Stored entries
======

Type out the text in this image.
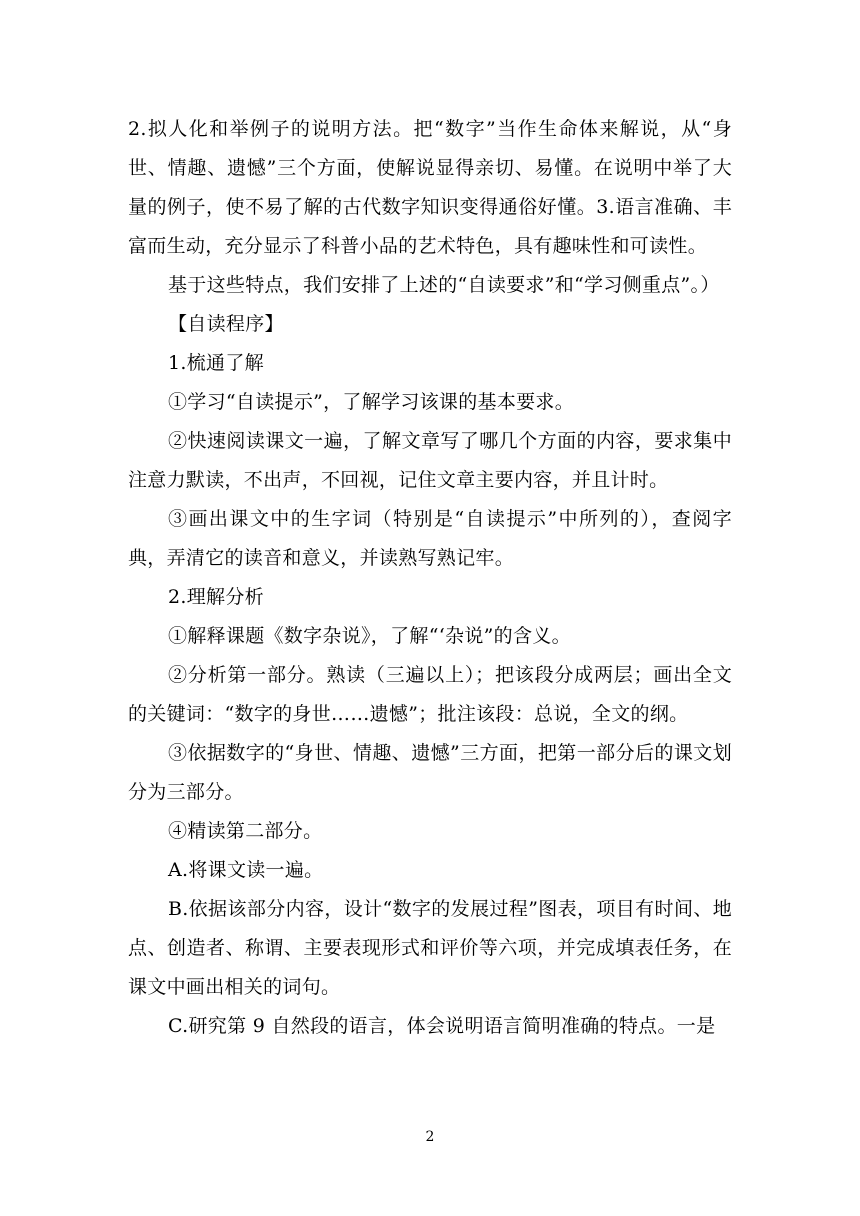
2.拟人化和举例子的说明方法。把“数字”当作生命体来解说，从“身世、情趣、遗憾”三个方面，使解说显得亲切、易懂。在说明中举了大量的例子，使不易了解的古代数字知识变得通俗好懂。3.语言准确、丰富而生动，充分显示了科普小品的艺术特色，具有趣味性和可读性。

基于这些特点，我们安排了上述的“自读要求”和“学习侧重点”。）

【自读程序】

1.梳通了解

①学习“自读提示”，了解学习该课的基本要求。

②快速阅读课文一遍，了解文章写了哪几个方面的内容，要求集中注意力默读，不出声，不回视，记住文章主要内容，并且计时。

③画出课文中的生字词（特别是“自读提示”中所列的），查阅字典，弄清它的读音和意义，并读熟写熟记牢。

2.理解分析

①解释课题《数字杂说》，了解“‘杂说”的含义。

②分析第一部分。熟读（三遍以上）；把该段分成两层；画出全文的关键词：“数字的身世……遗憾”；批注该段：总说，全文的纲。

③依据数字的“身世、情趣、遗憾”三方面，把第一部分后的课文划分为三部分。

④精读第二部分。

A.将课文读一遍。

B.依据该部分内容，设计“数字的发展过程”图表，项目有时间、地点、创造者、称谓、主要表现形式和评价等六项，并完成填表任务，在课文中画出相关的词句。

C.研究第 9 自然段的语言，体会说明语言简明准确的特点。一是

2
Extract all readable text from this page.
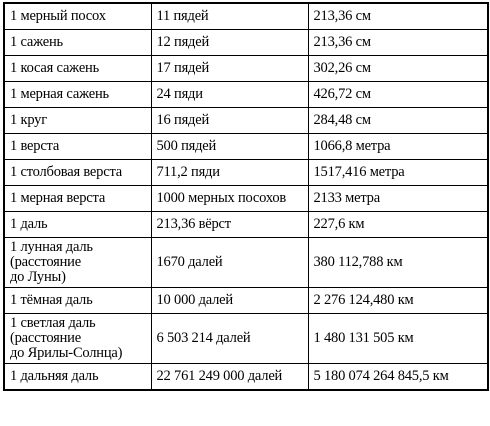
1 мерный посох	11 пядей	213,36 см

1 сажень	12 пядей	213,36 см

1 косая сажень	17 пядей	302,26 см

1 мерная сажень	24 пяди	426,72 см

1 круг	16 пядей	284,48 см

1 верста	500 пядей	1066,8 метра

1 столбовая верста	711,2 пяди	1517,416 метра

1 мерная верста	1000 мерных посохов	2133 метра

1 даль	213,36 вёрст	227,6 км

1 лунная даль
(расстояние
до Луны)	1670 далей	380 112,788 км

1 тёмная даль	10 000 далей	2 276 124,480 км

1 светлая даль
(расстояние
до Ярилы-Солнца)	6 503 214 далей	1 480 131 505 км

1 дальняя даль	22 761 249 000 далей	5 180 074 264 845,5 км
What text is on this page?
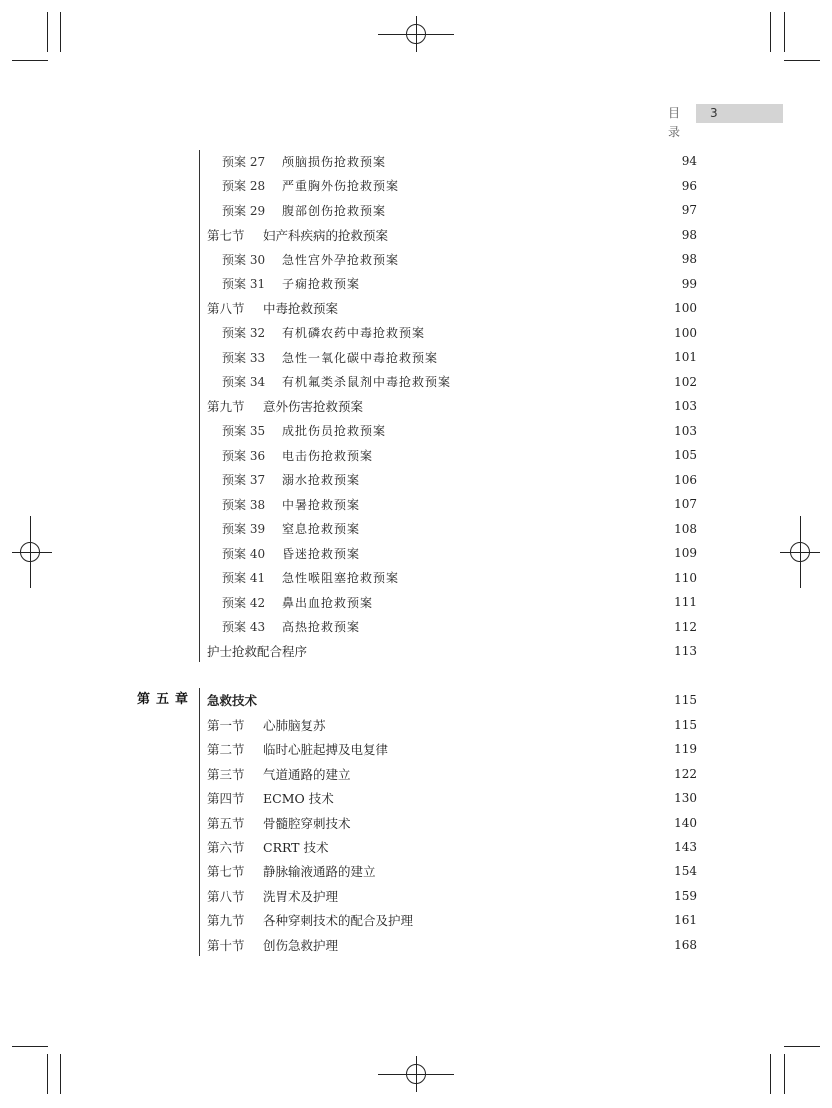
目 录
3
第五章
预案 27	颅脑损伤抢救预案	94
预案 28	严重胸外伤抢救预案	96
预案 29	腹部创伤抢救预案	97
第七节	妇产科疾病的抢救预案	98
预案 30	急性宫外孕抢救预案	98
预案 31	子痫抢救预案	99
第八节	中毒抢救预案	100
预案 32	有机磷农药中毒抢救预案	100
预案 33	急性一氧化碳中毒抢救预案	101
预案 34	有机氟类杀鼠剂中毒抢救预案	102
第九节	意外伤害抢救预案	103
预案 35	成批伤员抢救预案	103
预案 36	电击伤抢救预案	105
预案 37	溺水抢救预案	106
预案 38	中暑抢救预案	107
预案 39	窒息抢救预案	108
预案 40	昏迷抢救预案	109
预案 41	急性喉阻塞抢救预案	110
预案 42	鼻出血抢救预案	111
预案 43	高热抢救预案	112
护士抢救配合程序	113
急救技术	115
第一节	心肺脑复苏	115
第二节	临时心脏起搏及电复律	119
第三节	气道通路的建立	122
第四节	ECMO 技术	130
第五节	骨髓腔穿刺技术	140
第六节	CRRT 技术	143
第七节	静脉输液通路的建立	154
第八节	洗胃术及护理	159
第九节	各种穿刺技术的配合及护理	161
第十节	创伤急救护理	168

======

#### [What the exercise asks]
Make a tally of the lines in this data that include the string "text", and answer with that tally alone.

#### [The result]
3